> _EXERCISE OBJECTIVE_
An exact transcription of every record is needed, leaving out the pictures.

Document page text data
>>

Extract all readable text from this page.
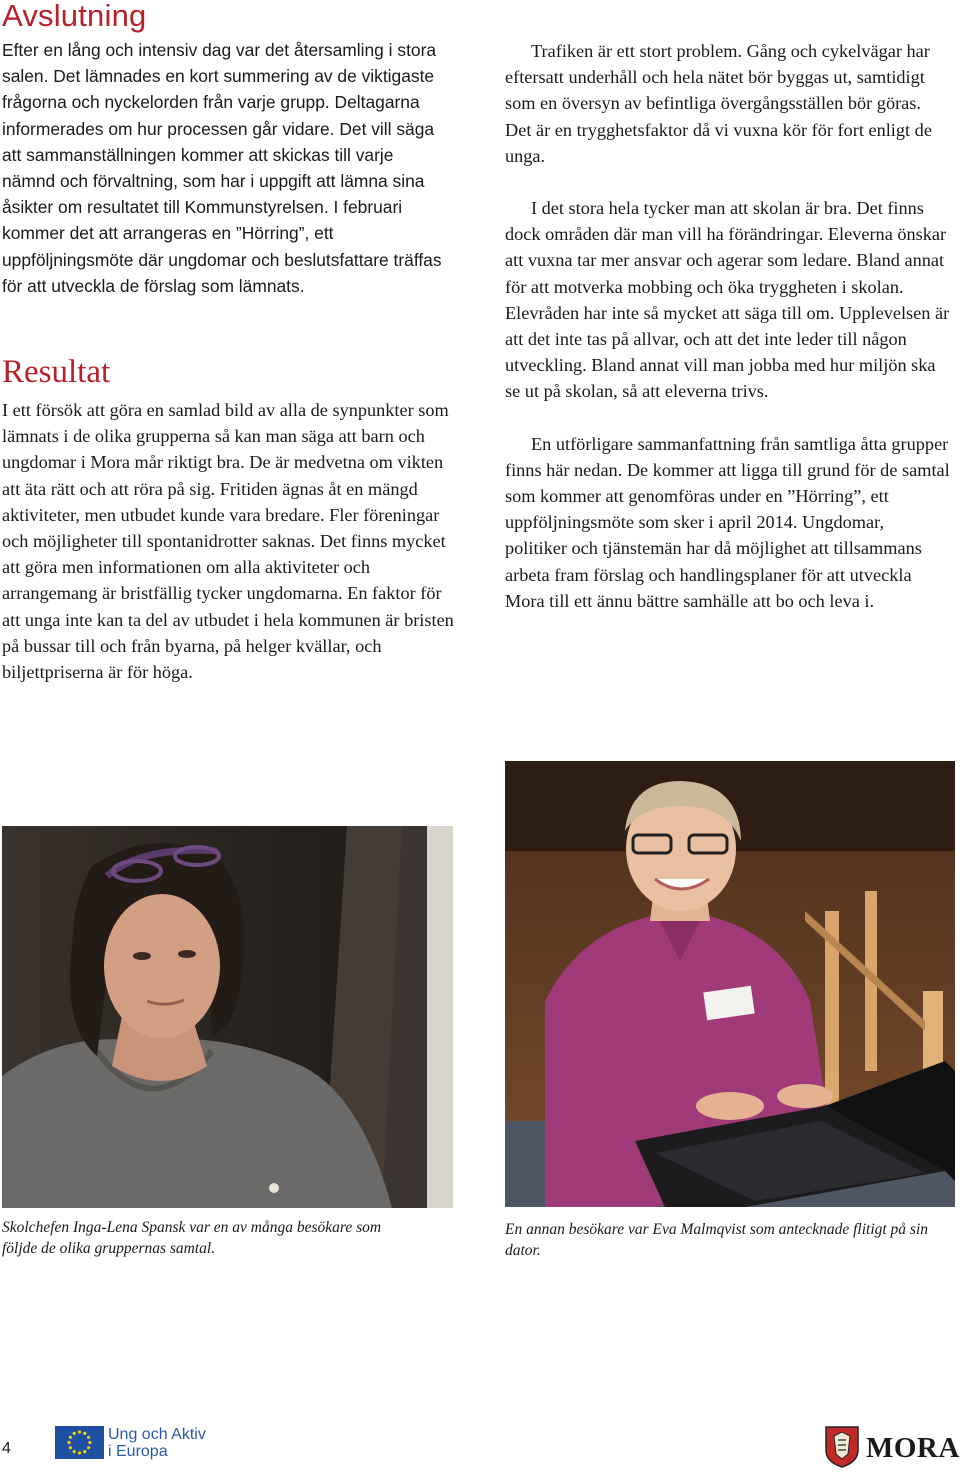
Avslutning

Efter en lång och intensiv dag var det återsamling i stora salen. Det lämnades en kort summering av de viktigaste frågorna och nyckelorden från varje grupp. Deltagarna informerades om hur processen går vidare. Det vill säga att sammanställningen kommer att skickas till varje nämnd och förvaltning, som har i uppgift att lämna sina åsikter om resultatet till Kommunstyrelsen. I februari kommer det att arrangeras en ”Hörring”, ett uppföljningsmöte där ungdomar och beslutsfattare träffas för att utveckla de förslag som lämnats.

Resultat

I ett försök att göra en samlad bild av alla de synpunkter som lämnats i de olika grupperna så kan man säga att barn och ungdomar i Mora mår riktigt bra. De är medvetna om vikten att äta rätt och att röra på sig. Fritiden ägnas åt en mängd aktiviteter, men utbudet kunde vara bredare. Fler föreningar och möjligheter till spontanidrotter saknas. Det finns mycket att göra men informationen om alla aktiviteter och arrangemang är bristfällig tycker ungdomarna. En faktor för att unga inte kan ta del av utbudet i hela kommunen är bristen på bussar till och från byarna, på helger kvällar, och biljettpriserna är för höga.

Trafiken är ett stort problem. Gång och cykelvägar har eftersatt underhåll och hela nätet bör byggas ut, samtidigt som en översyn av befintliga övergångsställen bör göras. Det är en trygghetsfaktor då vi vuxna kör för fort enligt de unga.

I det stora hela tycker man att skolan är bra. Det finns dock områden där man vill ha förändringar. Eleverna önskar att vuxna tar mer ansvar och agerar som ledare. Bland annat för att motverka mobbing och öka tryggheten i skolan. Elevråden har inte så mycket att säga till om. Upplevelsen är att det inte tas på allvar, och att det inte leder till någon utveckling. Bland annat vill man jobba med hur miljön ska se ut på skolan, så att eleverna trivs.

En utförligare sammanfattning från samtliga åtta grupper finns här nedan. De kommer att ligga till grund för de samtal som kommer att genomföras under en ”Hörring”, ett uppföljningsmöte som sker i april 2014. Ungdomar, politiker och tjänstemän har då möjlighet att tillsammans arbeta fram förslag och handlingsplaner för att utveckla Mora till ett ännu bättre samhälle att bo och leva i.

Skolchefen Inga-Lena Spansk var en av många besökare som följde de olika gruppernas samtal.
En annan besökare var Eva Malmqvist som antecknade flitigt på sin dator.
4
Ung och Aktiv
i Europa	MORA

<<

> _RESPONSE FOR THIS EXERCISE_
Extract all readable text from this page.
Avslutning

Efter en lång och intensiv dag var det återsamling i stora salen. Det lämnades en kort summering av de viktigaste frågorna och nyckelorden från varje grupp. Deltagarna informerades om hur processen går vidare. Det vill säga att sammanställningen kommer att skickas till varje nämnd och förvaltning, som har i uppgift att lämna sina åsikter om resultatet till Kommunstyrelsen. I februari kommer det att arrangeras en ”Hörring”, ett uppföljningsmöte där ungdomar och beslutsfattare träffas för att utveckla de förslag som lämnats.

Resultat

I ett försök att göra en samlad bild av alla de synpunkter som lämnats i de olika grupperna så kan man säga att barn och ungdomar i Mora mår riktigt bra. De är medvetna om vikten att äta rätt och att röra på sig. Fritiden ägnas åt en mängd aktiviteter, men utbudet kunde vara bredare. Fler föreningar och möjligheter till spontanidrotter saknas. Det finns mycket att göra men informationen om alla aktiviteter och arrangemang är bristfällig tycker ungdomarna. En faktor för att unga inte kan ta del av utbudet i hela kommunen är bristen på bussar till och från byarna, på helger kvällar, och biljettpriserna är för höga.

Trafiken är ett stort problem. Gång och cykelvägar har eftersatt underhåll och hela nätet bör byggas ut, samtidigt som en översyn av befintliga övergångsställen bör göras. Det är en trygghetsfaktor då vi vuxna kör för fort enligt de unga.

I det stora hela tycker man att skolan är bra. Det finns dock områden där man vill ha förändringar. Eleverna önskar att vuxna tar mer ansvar och agerar som ledare. Bland annat för att motverka mobbing och öka tryggheten i skolan. Elevråden har inte så mycket att säga till om. Upplevelsen är att det inte tas på allvar, och att det inte leder till någon utveckling. Bland annat vill man jobba med hur miljön ska se ut på skolan, så att eleverna trivs.

En utförligare sammanfattning från samtliga åtta grupper finns här nedan. De kommer att ligga till grund för de samtal som kommer att genomföras under en ”Hörring”, ett uppföljningsmöte som sker i april 2014. Ungdomar, politiker och tjänstemän har då möjlighet att tillsammans arbeta fram förslag och handlingsplaner för att utveckla Mora till ett ännu bättre samhälle att bo och leva i.

Skolchefen Inga-Lena Spansk var en av många besökare som följde de olika gruppernas samtal.
En annan besökare var Eva Malmqvist som antecknade flitigt på sin dator.
4
Ung och Aktiv
i Europa	MORA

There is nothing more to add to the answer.